§ Task to carry out
Write out the passage of the mailing list reply on WAL origin IDs starting at "Simon Riggs <simon(at)2ndQuadrant(dot)com>" and ending at "Wrong, as explained.", keeping every word and mark unchanged.
--- Selected excerpt ---
Re: [PATCH 10/16] Introduce the concept that wal has a 'origin' node

From: "Kevin Grittner" <Kevin(dot)Grittner(at)wicourts(dot)gov>
To: "Simon Riggs" <simon(at)2ndquadrant(dot)com>
Cc: <andres(at)2ndquadrant(dot)com>,<heikki(dot)linnakangas(at)enterprisedb(dot)com>, <robertmhaas(at)gmail(dot)com>, <daniel(at)heroku(dot)com>, <pgsql-hackers(at)postgresql(dot)org>, <tgl(at)sss(dot)pgh(dot)pa(dot)us>
Subject: Re: [PATCH 10/16] Introduce the concept that wal has a 'origin' node
Date: 2012-06-20 15:34:42
Message-ID: 4FE1A74202000025000487FB@gw.wicourts.gov
Views: Raw Message | Whole Thread | Download mbox | Resend email
Thread:
Lists: pgsql-hackers

Simon Riggs <simon(at)2ndQuadrant(dot)com> wrote:
> Kevin Grittner <Kevin(dot)Grittner(at)wicourts(dot)gov> wrote:
>>> Heikki Linnakangas wrote:
>>
>>> I don't like the idea of adding the origin id to the record
>>> header. It's only required in some occasions, and on some record
>>> types.
>>
>> Right.
>
> Wrong, as explained.

The point is not wrong; you are simply not responding to what is
being said.

You have not explained why an origin ID is required when there is no
replication, or if there is master/slave logical replication, or
there are multiple masters with non-overlapping primary keys
replicating to a single table in a consolidated database, or each
master replicates to all other masters directly, or any of various
other scenarios raised on this thread. You've only explained why
it's necessary for certain configurations of multi-master
replication where all rows in a table can be updated on any of the
masters. I understand that this is the configuration you find most
interesting, at least for initial implementation. That does not
mean that the other situations don't exist as use cases or should be
not be considered in the overall design.

I don't think there is anyone here who would not love to see this
effort succeed, all the way to multi-master replication in the
configuration you are emphasizing. What is happening is that people
are expressing concerns about parts of the design which they feel
are problematic, and brainstorming about possible alternatives. As
I'm sure you know, fixing a design problem at this stage in
development is a lot less expensive than letting the problem slide
and trying to deal with it later.

> It isn't true that this is needed only for some configurations of
> multi-master, per discussion.

I didn't get that out of the discussion; I saw a lot of cases
mentioned as not needing it to which you simply did not respond.

> This is not transaction metadata, it is WAL record metadata
> required for multi-master replication, see later point.
>
> We need to add information to every WAL record that is used as the
> source for generating LCRs.

If the origin ID of a transaction doesn't count as transaction
metadata (i.e., data about the transaction), what does? It may be a
metadata element about which you have special concerns, but it is
transaction metadata. You don't plan on supporting individual WAL
records within a transaction containing different values for origin
ID, do you? If not, why is it something to store in every WAL
record rather than once per transaction? That's not intended to be
a rhetorical question. I think it's because you're still thinking
of the WAL stream as *the medium* for logical replication data
rather than *the source* of logical replication data.
--- Recorded information ---
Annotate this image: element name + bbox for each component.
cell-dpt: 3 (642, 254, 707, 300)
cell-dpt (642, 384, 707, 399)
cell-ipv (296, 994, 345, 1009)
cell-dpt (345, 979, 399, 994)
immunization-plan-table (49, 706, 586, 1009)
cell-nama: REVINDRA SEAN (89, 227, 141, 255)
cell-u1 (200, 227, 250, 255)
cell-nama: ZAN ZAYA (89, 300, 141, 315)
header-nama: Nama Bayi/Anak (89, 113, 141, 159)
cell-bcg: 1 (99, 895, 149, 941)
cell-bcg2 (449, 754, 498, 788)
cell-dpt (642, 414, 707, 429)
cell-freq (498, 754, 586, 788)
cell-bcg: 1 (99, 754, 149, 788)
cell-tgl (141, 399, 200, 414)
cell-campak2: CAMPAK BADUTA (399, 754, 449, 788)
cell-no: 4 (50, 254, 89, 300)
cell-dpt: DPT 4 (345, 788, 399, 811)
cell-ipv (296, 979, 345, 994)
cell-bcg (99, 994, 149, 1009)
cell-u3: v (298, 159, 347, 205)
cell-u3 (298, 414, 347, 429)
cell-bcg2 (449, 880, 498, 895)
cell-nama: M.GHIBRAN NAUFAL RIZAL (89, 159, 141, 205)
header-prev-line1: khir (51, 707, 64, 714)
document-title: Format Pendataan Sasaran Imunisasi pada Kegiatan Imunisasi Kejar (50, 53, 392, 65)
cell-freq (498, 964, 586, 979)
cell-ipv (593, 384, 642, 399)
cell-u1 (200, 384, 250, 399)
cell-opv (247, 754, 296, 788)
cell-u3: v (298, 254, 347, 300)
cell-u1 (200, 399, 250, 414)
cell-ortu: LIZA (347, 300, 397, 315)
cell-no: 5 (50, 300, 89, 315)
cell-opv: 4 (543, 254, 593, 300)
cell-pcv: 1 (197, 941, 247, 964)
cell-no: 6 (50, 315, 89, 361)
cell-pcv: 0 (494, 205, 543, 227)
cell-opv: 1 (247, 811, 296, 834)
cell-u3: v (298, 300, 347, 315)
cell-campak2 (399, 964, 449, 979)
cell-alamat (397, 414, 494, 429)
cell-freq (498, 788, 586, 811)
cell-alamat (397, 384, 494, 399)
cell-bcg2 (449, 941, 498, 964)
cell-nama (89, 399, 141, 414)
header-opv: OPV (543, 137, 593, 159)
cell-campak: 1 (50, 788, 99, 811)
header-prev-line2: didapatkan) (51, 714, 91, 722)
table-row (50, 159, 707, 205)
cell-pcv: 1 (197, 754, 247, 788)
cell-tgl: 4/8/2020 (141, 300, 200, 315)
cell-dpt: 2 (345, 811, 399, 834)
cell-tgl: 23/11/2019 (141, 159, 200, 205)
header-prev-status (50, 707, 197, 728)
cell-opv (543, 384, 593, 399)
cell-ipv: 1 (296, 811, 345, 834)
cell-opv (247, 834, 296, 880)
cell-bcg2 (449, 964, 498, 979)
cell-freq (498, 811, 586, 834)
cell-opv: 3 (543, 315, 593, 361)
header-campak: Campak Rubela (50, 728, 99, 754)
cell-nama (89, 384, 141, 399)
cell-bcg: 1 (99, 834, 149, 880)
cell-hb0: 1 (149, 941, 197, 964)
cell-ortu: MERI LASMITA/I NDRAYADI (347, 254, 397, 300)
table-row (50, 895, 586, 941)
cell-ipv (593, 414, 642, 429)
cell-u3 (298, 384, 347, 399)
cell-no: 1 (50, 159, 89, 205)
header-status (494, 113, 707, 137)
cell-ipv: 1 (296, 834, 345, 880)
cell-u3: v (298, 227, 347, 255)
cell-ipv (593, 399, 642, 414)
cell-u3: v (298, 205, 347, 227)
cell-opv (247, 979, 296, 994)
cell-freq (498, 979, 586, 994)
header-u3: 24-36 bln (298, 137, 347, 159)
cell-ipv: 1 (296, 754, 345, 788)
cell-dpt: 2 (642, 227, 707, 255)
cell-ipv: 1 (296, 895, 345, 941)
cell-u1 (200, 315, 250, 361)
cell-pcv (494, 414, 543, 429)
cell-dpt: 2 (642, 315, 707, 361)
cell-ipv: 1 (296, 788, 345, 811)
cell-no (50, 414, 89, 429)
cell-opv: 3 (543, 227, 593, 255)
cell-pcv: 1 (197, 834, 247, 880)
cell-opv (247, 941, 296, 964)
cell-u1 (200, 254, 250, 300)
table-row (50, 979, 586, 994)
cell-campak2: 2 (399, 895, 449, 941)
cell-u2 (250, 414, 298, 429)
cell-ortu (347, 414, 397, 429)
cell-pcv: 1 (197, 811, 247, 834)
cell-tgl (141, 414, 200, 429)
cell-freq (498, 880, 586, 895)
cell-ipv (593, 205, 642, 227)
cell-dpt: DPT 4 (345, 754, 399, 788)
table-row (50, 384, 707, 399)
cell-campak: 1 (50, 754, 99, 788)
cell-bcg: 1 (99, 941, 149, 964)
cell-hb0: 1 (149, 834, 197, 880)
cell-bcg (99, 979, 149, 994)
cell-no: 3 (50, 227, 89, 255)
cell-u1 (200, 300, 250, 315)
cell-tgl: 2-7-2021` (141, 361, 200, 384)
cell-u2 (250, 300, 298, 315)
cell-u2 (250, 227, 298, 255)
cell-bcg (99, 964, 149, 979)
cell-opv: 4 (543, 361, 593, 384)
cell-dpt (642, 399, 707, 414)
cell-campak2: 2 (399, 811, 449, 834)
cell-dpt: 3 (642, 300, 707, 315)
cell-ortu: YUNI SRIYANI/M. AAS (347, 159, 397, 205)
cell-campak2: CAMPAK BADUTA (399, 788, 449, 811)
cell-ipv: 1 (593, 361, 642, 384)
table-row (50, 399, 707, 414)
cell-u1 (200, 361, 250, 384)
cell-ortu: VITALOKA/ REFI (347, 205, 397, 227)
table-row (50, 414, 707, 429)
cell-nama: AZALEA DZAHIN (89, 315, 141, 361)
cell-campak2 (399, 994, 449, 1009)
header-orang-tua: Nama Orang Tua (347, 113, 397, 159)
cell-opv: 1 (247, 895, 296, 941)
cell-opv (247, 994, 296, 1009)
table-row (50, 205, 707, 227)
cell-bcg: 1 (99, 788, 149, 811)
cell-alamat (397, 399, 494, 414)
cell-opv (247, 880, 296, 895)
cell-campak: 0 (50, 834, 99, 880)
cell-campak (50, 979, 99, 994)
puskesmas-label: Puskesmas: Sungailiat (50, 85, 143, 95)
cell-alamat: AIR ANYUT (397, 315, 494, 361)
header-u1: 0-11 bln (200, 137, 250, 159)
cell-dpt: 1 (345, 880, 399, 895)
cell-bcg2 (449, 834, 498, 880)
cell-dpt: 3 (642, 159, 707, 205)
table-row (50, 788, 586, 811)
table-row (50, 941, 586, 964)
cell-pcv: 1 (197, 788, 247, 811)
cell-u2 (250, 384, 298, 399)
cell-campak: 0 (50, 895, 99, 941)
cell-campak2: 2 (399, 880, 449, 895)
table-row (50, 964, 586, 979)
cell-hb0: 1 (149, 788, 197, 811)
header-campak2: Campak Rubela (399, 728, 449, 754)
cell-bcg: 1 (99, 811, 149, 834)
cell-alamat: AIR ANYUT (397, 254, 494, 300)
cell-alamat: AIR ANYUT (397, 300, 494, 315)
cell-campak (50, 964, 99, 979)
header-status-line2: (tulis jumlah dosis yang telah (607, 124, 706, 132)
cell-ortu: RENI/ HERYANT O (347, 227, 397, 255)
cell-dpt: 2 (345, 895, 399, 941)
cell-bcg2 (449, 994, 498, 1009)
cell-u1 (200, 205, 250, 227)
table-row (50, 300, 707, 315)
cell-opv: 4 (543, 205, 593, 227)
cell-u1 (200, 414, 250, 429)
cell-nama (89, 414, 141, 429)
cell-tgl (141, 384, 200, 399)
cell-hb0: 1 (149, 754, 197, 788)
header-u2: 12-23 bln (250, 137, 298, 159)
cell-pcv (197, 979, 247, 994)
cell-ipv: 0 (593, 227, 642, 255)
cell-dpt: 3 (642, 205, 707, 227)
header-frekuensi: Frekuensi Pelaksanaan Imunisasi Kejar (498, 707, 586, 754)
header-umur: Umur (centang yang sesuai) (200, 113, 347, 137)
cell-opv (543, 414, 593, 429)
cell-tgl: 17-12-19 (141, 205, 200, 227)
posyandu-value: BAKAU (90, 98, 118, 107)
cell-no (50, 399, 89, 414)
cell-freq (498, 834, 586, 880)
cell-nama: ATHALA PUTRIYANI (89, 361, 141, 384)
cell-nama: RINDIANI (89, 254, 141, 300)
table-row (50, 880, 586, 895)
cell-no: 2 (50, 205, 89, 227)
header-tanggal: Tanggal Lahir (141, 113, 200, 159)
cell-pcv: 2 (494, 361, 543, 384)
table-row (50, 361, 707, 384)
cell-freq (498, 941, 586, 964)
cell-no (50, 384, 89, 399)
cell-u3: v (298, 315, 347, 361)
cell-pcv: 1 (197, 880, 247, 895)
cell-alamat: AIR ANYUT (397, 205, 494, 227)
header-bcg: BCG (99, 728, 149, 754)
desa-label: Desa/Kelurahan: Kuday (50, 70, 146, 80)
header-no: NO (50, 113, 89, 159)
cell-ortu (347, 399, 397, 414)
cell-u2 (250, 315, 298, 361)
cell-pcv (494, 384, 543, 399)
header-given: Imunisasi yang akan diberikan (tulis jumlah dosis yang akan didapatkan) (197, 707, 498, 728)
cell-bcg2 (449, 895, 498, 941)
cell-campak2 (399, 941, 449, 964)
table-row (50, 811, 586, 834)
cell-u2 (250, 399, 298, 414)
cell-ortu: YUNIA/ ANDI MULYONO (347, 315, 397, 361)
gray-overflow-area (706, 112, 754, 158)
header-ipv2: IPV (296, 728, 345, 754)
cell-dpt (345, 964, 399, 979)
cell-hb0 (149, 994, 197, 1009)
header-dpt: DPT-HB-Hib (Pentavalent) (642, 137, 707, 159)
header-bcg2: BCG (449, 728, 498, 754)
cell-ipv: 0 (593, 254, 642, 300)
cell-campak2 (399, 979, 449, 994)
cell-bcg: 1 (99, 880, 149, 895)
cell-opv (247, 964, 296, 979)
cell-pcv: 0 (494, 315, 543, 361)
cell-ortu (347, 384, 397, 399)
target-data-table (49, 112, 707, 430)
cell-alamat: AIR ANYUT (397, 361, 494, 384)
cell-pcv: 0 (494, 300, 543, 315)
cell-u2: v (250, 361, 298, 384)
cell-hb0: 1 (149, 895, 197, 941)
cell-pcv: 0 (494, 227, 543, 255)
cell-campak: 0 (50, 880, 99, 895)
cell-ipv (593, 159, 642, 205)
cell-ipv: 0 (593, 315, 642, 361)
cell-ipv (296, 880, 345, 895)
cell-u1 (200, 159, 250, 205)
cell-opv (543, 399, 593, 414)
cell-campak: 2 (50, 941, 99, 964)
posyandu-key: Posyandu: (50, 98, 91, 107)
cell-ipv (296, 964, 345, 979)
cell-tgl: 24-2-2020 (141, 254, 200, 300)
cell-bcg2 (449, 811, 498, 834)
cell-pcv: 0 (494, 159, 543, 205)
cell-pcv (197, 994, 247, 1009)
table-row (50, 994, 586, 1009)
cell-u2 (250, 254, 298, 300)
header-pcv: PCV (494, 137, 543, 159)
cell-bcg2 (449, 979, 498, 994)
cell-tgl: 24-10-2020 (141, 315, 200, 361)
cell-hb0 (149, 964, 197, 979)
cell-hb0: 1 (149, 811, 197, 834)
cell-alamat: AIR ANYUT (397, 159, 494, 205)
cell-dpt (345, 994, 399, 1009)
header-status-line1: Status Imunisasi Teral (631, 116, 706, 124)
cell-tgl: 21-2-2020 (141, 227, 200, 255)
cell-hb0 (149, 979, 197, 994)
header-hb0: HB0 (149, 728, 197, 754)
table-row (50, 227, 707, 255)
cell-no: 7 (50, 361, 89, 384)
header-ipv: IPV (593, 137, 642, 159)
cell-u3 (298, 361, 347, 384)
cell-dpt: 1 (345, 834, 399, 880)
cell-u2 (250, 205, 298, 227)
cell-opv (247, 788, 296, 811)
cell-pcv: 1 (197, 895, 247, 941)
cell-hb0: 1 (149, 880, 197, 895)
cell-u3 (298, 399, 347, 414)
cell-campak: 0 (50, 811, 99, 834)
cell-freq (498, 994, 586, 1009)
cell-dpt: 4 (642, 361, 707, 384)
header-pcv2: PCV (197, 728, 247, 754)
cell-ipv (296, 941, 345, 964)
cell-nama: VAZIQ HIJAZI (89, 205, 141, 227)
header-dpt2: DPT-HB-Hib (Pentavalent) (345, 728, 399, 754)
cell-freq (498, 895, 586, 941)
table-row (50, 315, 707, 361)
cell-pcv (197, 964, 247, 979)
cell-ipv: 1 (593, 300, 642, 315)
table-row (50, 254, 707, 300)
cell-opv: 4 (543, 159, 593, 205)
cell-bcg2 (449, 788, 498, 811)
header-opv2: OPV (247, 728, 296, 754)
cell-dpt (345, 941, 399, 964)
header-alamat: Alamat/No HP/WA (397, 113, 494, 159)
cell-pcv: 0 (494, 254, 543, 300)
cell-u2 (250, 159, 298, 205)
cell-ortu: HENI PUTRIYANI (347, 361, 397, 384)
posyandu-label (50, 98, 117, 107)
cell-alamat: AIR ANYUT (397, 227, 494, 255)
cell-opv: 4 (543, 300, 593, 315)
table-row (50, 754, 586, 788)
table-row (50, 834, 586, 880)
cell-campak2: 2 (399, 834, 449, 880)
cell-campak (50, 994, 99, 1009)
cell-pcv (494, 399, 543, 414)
---
§ Answer to this exercise
Simon Riggs <simon(at)2ndQuadrant(dot)com> wrote:
> Kevin Grittner <Kevin(dot)Grittner(at)wicourts(dot)gov> wrote:
>>> Heikki Linnakangas wrote:
>>
>>> I don't like the idea of adding the origin id to the record
>>> header. It's only required in some occasions, and on some record
>>> types.
>>
>> Right.
>
> Wrong, as explained.